Select the lines below containing the word "attend".

▶ _INPUT DATA_
>> BEGIN
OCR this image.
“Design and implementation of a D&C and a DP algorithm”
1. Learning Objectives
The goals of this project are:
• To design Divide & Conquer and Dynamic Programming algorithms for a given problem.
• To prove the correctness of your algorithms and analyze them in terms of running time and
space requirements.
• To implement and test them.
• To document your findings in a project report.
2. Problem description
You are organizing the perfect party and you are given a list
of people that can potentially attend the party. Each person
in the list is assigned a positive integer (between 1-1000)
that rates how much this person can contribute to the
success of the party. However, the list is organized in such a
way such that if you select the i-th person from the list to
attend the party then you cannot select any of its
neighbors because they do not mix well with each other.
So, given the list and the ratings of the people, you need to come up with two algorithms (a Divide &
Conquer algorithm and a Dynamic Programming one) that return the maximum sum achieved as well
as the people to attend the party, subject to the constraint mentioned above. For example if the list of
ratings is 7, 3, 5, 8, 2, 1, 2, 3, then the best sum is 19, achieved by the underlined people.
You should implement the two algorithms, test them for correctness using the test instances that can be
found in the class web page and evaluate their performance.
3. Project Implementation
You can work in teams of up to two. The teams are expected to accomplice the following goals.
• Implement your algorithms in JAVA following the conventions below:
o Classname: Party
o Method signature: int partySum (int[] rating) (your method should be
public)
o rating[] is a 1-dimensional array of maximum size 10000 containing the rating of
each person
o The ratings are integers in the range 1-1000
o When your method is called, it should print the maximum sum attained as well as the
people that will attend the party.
>> END
▶ _PROBLEM SOLUTION_
of people that can potentially attend the party. Each person
attend the party then you cannot select any of its
as the people to attend the party, subject to the constraint mentioned above. For example if the list of
people that will attend the party.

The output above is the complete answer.